-- start --
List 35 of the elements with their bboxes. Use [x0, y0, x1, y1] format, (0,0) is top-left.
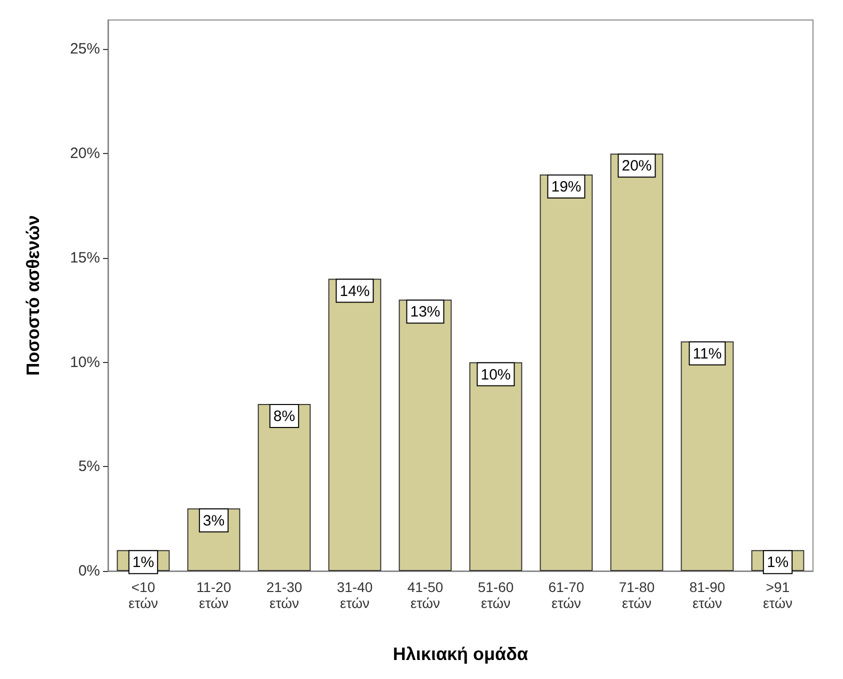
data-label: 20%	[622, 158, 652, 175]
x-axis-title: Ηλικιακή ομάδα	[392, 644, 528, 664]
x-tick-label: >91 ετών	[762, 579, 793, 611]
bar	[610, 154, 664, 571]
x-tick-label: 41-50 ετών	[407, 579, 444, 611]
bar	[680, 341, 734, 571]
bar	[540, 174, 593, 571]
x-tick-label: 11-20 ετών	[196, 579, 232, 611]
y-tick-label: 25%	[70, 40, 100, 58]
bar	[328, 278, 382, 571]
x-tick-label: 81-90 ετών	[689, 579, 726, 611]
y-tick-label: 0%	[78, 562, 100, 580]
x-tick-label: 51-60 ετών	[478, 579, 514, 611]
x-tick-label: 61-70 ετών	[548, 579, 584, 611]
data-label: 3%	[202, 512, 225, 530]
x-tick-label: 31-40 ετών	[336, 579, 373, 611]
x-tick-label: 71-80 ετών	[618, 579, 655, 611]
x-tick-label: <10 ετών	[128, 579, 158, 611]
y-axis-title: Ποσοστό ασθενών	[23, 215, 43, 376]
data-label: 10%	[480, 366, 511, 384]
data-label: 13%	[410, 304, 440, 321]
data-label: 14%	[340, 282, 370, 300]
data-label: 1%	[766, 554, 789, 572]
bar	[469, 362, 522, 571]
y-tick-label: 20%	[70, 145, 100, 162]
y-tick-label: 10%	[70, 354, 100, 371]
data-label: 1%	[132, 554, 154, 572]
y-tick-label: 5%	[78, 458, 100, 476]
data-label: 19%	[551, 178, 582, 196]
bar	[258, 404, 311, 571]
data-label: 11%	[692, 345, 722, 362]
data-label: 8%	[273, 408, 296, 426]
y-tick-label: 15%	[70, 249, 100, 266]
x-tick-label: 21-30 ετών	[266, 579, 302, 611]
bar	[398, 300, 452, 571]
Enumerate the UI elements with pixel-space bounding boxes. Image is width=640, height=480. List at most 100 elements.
-- end --
-- start --
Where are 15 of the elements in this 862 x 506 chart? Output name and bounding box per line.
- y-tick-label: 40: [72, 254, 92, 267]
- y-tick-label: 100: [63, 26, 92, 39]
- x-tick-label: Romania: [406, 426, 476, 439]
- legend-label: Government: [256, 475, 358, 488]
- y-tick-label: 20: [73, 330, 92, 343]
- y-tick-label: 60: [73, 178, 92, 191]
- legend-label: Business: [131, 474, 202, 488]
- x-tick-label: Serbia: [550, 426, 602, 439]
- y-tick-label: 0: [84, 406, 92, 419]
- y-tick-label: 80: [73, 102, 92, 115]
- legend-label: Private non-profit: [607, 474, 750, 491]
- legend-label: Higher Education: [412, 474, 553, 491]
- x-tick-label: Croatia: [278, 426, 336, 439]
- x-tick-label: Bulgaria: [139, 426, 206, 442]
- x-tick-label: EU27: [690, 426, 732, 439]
-- end --
Aim of the exercise> Can you reproduce the lines word for word, beginning at the line that contains "158, 652, 175]" and stopping after the line that contains "512, 225, 530]"?

Final result>
data-label: 20%	[622, 158, 652, 175]
x-axis-title: Ηλικιακή ομάδα	[392, 644, 528, 664]
x-tick-label: >91 ετών	[762, 579, 793, 611]
bar	[610, 154, 664, 571]
x-tick-label: 41-50 ετών	[407, 579, 444, 611]
bar	[680, 341, 734, 571]
bar	[540, 174, 593, 571]
x-tick-label: 11-20 ετών	[196, 579, 232, 611]
y-tick-label: 25%	[70, 40, 100, 58]
bar	[328, 278, 382, 571]
x-tick-label: 81-90 ετών	[689, 579, 726, 611]
y-tick-label: 0%	[78, 562, 100, 580]
x-tick-label: 51-60 ετών	[478, 579, 514, 611]
x-tick-label: 61-70 ετών	[548, 579, 584, 611]
data-label: 3%	[202, 512, 225, 530]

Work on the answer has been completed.